**What to do**
Find and copy lines holding "上单调递减".

Saved data entries

BEGIN

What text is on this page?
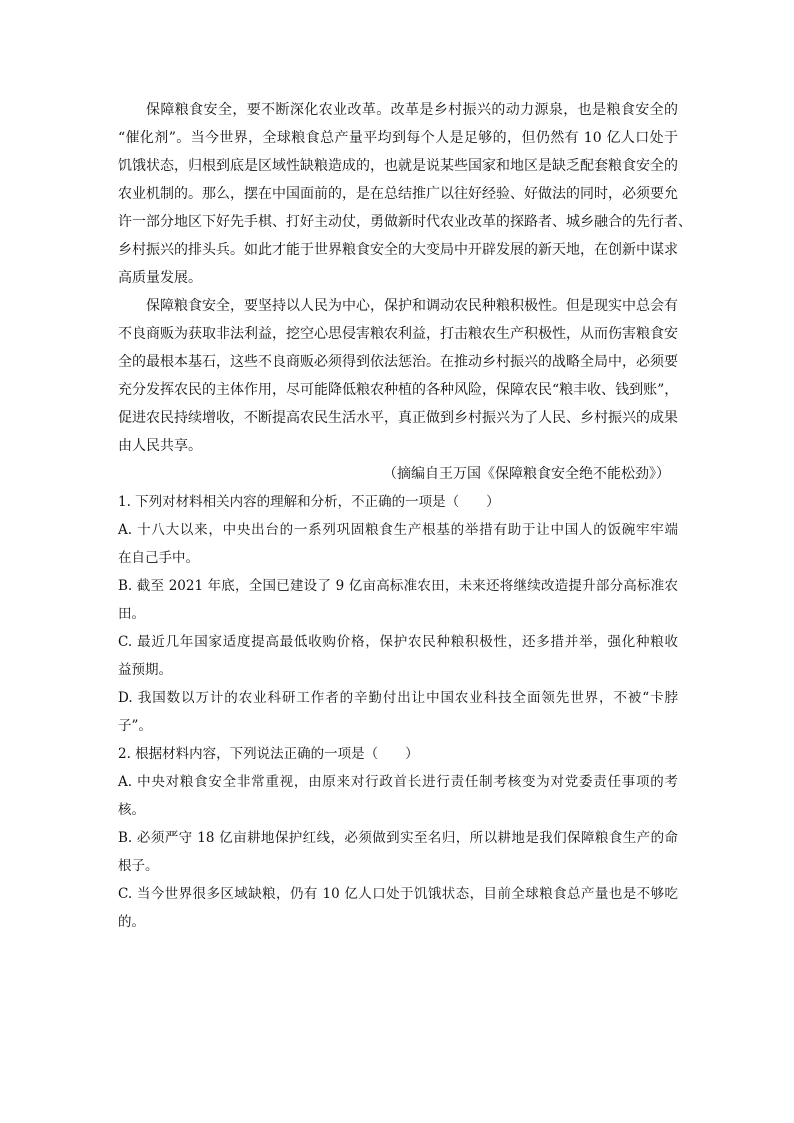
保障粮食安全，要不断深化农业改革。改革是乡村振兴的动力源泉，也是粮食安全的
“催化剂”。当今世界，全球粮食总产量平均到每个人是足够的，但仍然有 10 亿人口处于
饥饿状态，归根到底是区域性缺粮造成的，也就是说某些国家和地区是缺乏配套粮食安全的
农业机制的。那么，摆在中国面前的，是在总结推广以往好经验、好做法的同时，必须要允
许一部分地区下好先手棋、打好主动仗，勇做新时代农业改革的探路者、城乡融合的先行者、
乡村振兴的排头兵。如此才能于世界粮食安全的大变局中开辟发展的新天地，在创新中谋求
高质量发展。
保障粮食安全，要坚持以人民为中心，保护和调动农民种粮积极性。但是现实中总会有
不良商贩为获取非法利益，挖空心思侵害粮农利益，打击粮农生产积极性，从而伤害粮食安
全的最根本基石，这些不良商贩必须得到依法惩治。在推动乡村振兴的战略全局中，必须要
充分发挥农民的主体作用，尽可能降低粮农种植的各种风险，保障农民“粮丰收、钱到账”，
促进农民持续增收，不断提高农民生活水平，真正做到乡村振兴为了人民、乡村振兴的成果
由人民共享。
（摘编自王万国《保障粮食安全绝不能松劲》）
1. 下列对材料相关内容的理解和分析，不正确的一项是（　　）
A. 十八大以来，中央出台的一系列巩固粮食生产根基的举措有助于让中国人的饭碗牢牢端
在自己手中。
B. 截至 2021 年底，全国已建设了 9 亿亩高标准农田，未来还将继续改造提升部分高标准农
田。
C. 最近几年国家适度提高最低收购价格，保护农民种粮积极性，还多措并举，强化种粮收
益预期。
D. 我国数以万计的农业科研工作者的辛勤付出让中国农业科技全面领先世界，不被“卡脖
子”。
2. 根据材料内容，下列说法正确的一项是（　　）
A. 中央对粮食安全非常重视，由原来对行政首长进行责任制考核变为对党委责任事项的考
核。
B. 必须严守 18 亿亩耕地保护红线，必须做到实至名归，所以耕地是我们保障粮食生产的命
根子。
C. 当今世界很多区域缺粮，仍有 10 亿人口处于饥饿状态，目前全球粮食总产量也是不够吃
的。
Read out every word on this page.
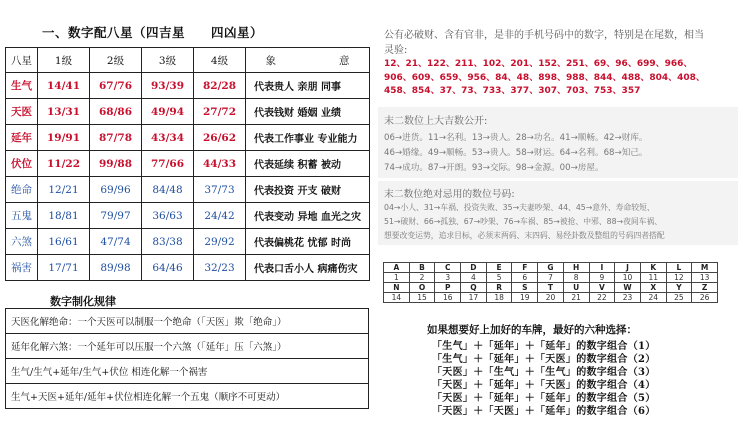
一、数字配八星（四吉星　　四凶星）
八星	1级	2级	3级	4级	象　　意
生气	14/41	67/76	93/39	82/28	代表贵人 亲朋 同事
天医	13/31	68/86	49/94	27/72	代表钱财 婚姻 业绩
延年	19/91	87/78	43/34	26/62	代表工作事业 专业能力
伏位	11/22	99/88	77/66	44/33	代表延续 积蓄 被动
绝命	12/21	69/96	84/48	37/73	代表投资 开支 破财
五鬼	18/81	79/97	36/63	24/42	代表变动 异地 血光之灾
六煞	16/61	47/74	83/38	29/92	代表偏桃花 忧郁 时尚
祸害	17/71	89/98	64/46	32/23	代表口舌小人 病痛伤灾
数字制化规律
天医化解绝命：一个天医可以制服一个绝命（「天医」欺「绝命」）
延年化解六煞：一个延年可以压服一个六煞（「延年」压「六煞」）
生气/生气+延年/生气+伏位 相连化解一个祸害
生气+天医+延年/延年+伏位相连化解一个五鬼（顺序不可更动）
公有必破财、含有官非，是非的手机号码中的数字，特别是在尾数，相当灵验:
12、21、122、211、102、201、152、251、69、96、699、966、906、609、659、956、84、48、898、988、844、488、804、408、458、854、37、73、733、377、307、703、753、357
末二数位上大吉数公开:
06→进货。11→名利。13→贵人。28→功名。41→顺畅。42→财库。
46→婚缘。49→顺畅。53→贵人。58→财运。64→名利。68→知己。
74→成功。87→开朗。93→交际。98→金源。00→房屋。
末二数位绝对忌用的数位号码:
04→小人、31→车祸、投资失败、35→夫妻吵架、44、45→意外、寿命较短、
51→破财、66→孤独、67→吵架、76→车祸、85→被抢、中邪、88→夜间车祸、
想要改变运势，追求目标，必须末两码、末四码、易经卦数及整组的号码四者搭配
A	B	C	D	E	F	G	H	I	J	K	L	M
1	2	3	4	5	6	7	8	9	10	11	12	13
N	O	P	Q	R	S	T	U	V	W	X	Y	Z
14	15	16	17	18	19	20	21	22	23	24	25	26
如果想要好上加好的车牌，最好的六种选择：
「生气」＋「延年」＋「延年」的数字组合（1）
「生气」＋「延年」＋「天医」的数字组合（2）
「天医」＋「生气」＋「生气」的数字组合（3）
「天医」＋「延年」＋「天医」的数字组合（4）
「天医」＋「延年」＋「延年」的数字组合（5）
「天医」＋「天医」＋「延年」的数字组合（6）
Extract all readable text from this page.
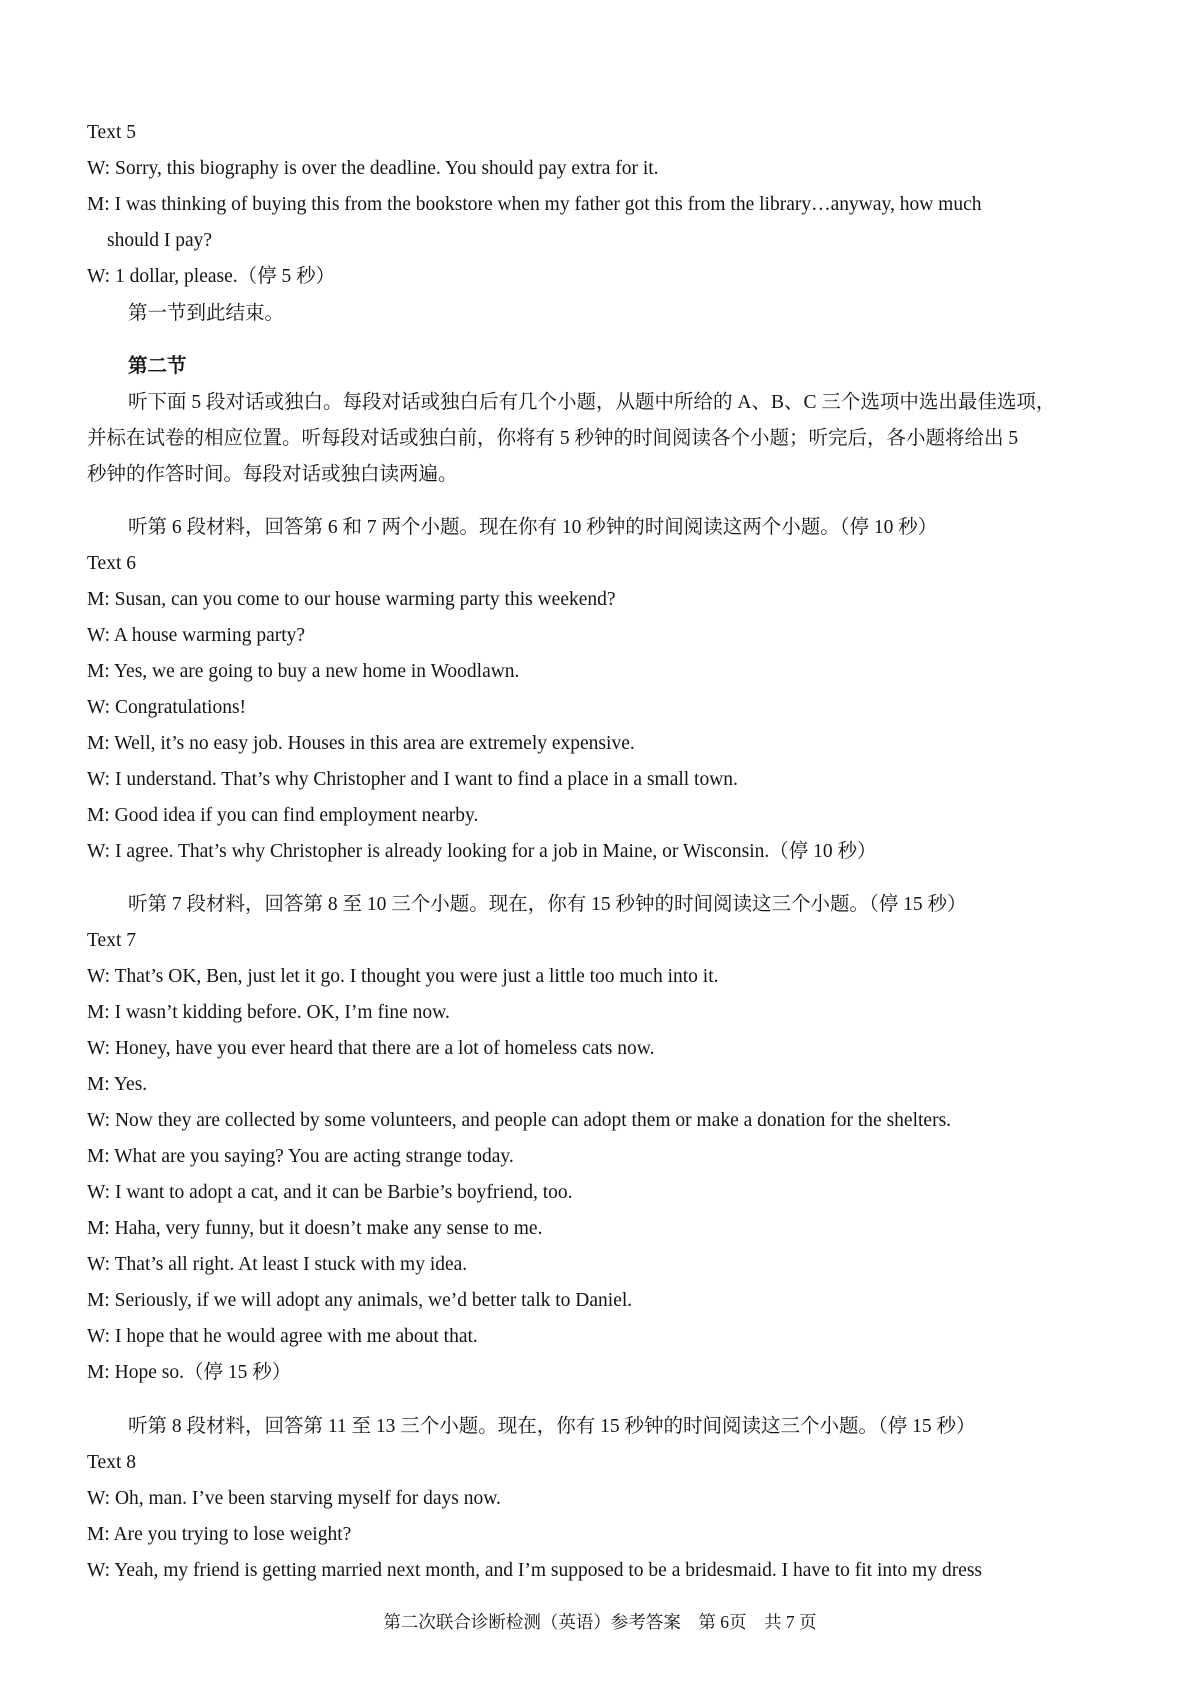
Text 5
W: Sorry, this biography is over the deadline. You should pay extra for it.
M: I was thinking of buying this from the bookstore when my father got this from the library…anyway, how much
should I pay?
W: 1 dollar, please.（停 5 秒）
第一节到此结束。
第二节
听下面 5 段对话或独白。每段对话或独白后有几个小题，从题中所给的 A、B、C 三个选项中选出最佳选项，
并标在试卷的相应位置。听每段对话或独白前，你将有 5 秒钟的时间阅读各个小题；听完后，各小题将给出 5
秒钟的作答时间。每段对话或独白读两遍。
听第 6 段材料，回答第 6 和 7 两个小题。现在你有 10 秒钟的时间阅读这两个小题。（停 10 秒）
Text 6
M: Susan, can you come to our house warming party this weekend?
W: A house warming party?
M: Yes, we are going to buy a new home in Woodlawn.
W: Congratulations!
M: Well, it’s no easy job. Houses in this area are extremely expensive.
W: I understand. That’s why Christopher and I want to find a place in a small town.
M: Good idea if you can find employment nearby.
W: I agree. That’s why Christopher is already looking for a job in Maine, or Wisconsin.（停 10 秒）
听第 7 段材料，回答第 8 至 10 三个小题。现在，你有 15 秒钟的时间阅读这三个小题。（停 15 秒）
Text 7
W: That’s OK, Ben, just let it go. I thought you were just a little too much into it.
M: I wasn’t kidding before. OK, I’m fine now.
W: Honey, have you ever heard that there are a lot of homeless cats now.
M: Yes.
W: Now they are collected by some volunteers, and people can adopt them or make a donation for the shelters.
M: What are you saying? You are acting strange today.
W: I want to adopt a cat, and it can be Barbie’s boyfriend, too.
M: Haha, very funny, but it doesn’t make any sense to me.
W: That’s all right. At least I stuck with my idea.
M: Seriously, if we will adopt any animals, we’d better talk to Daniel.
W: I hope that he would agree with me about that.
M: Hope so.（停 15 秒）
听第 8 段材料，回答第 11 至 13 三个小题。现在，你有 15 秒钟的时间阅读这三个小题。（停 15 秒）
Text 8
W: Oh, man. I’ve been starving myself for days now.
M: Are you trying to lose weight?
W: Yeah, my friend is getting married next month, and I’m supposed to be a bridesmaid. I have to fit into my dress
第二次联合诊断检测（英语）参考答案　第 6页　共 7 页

END
BEGIN

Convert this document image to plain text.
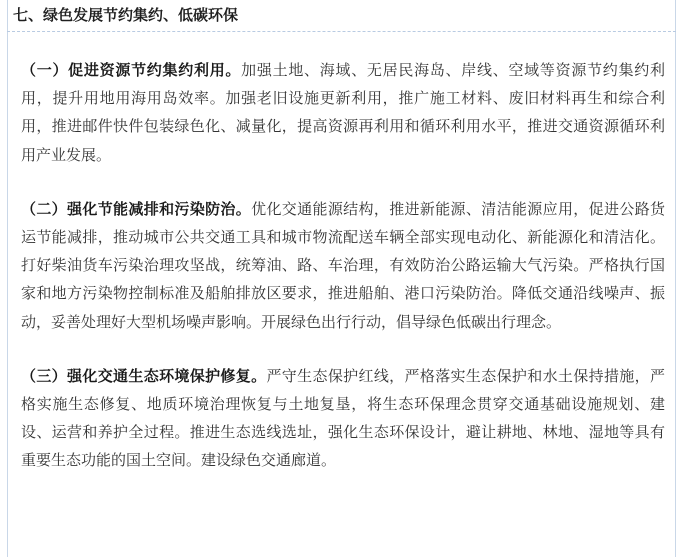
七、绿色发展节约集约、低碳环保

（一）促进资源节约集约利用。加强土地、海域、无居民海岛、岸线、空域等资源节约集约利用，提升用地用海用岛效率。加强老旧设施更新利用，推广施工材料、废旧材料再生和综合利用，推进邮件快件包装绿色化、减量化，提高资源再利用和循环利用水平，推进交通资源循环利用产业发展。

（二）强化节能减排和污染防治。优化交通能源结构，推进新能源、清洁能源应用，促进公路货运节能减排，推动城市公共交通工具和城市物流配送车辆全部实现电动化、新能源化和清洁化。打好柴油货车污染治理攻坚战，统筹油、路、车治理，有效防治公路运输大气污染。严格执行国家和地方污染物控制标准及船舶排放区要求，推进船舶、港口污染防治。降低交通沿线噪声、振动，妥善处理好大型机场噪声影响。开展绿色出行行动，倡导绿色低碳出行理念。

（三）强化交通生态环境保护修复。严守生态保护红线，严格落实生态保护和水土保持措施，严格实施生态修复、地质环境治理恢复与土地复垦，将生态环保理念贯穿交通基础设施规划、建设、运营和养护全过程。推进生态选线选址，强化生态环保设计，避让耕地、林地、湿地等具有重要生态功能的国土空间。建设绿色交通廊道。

END
BEGIN

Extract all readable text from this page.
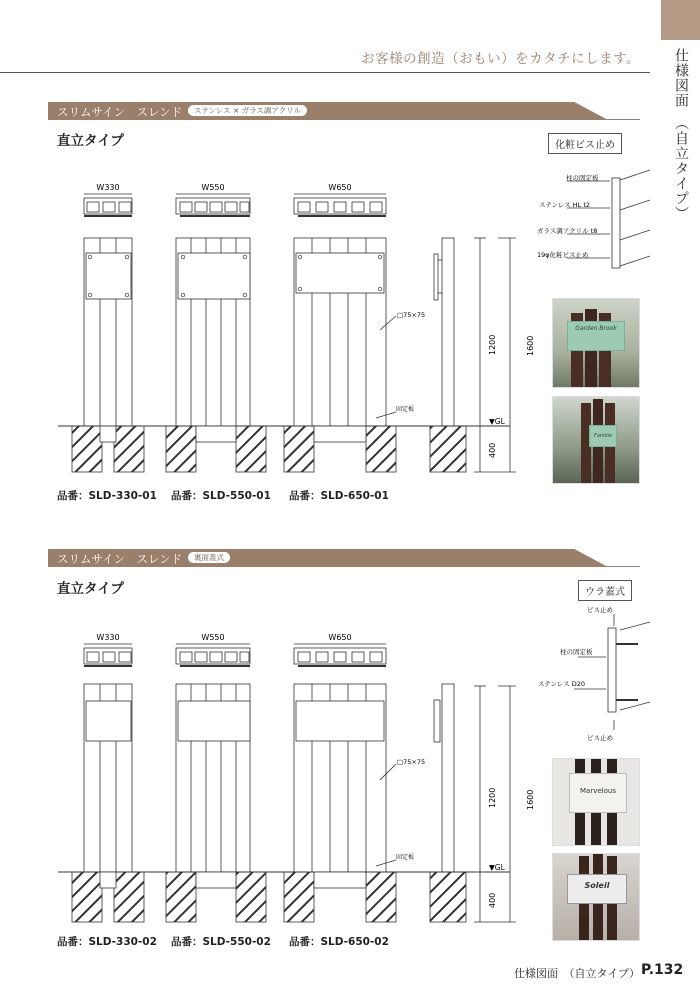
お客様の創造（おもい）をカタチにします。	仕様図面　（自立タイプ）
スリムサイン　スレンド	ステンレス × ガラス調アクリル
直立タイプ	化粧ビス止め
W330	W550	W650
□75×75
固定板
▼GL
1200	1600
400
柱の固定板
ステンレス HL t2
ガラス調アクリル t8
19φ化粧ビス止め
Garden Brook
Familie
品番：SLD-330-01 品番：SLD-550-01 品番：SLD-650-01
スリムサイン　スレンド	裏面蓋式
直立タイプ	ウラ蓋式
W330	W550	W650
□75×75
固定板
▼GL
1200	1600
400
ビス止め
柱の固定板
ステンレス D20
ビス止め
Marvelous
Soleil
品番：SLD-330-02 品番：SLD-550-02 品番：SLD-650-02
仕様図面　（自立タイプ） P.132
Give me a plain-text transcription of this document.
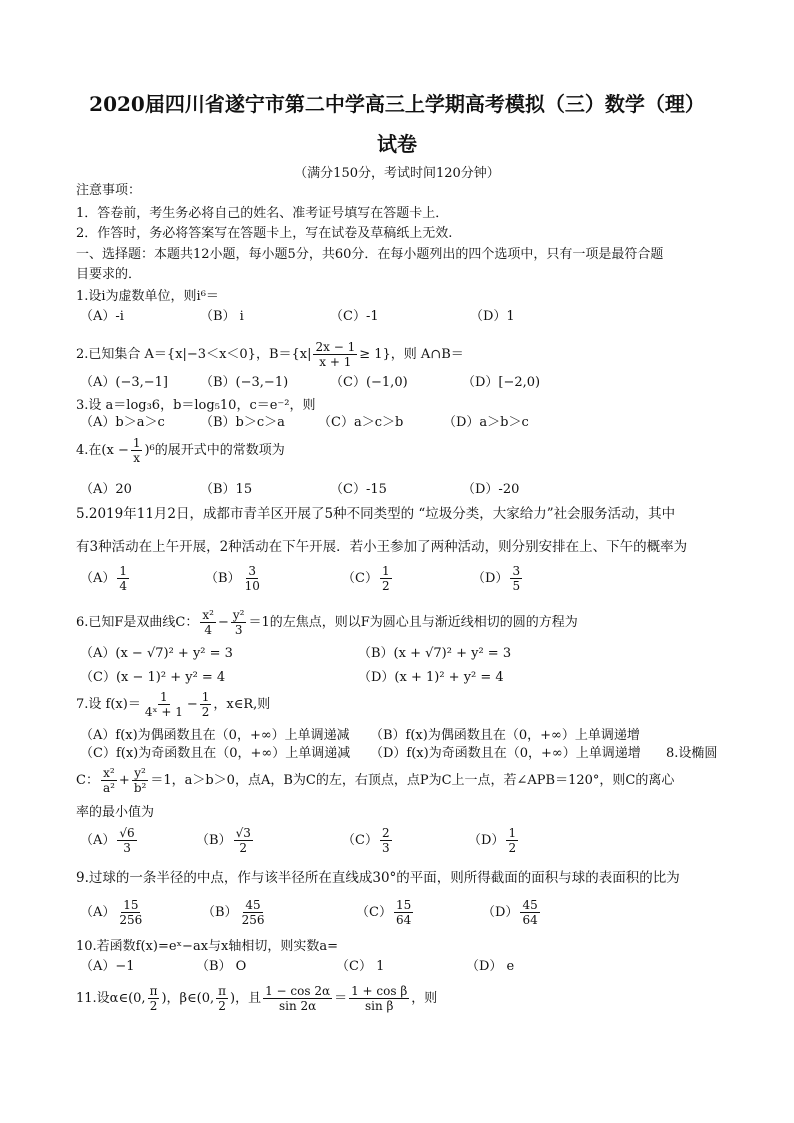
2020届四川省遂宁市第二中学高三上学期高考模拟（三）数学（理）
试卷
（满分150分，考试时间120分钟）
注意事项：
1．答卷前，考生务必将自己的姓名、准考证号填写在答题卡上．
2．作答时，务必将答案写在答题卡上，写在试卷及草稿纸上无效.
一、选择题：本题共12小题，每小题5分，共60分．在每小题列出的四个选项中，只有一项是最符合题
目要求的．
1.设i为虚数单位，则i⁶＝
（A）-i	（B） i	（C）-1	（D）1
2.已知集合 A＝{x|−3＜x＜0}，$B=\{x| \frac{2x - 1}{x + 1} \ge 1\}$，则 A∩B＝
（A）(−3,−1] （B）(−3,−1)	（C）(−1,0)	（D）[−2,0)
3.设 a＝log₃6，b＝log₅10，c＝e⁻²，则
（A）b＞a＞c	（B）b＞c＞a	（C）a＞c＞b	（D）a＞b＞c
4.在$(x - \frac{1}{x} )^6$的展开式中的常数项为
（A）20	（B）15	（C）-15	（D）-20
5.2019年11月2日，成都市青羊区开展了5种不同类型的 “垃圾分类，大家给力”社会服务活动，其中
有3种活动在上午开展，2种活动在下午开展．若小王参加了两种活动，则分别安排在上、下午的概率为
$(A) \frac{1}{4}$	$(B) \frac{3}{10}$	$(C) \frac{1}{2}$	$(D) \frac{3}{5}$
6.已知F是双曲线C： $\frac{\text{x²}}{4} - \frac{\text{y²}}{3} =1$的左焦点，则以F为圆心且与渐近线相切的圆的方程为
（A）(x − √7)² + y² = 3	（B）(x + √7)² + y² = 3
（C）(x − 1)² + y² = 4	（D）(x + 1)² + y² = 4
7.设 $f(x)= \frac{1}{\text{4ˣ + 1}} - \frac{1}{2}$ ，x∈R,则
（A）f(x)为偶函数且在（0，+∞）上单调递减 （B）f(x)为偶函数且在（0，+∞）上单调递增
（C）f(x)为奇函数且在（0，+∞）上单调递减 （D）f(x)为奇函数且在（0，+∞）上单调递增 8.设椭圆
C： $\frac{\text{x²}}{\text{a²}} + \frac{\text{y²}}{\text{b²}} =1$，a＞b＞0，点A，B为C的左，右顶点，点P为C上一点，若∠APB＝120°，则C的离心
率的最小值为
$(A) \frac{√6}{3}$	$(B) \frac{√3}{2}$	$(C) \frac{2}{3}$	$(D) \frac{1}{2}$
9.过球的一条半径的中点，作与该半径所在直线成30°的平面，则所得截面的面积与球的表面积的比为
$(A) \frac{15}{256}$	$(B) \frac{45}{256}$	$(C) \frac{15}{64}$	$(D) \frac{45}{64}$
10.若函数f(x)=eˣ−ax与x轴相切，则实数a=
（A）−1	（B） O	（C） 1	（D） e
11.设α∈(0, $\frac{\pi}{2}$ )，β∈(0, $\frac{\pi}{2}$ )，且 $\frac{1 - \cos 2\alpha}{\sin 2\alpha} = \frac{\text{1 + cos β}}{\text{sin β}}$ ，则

END

**Exercise output**
（A）f(x)为偶函数且在（0，+∞）上单调递减 （B）f(x)为偶函数且在（0，+∞）上单调递增
（C）f(x)为奇函数且在（0，+∞）上单调递减 （D）f(x)为奇函数且在（0，+∞）上单调递增 8.设椭圆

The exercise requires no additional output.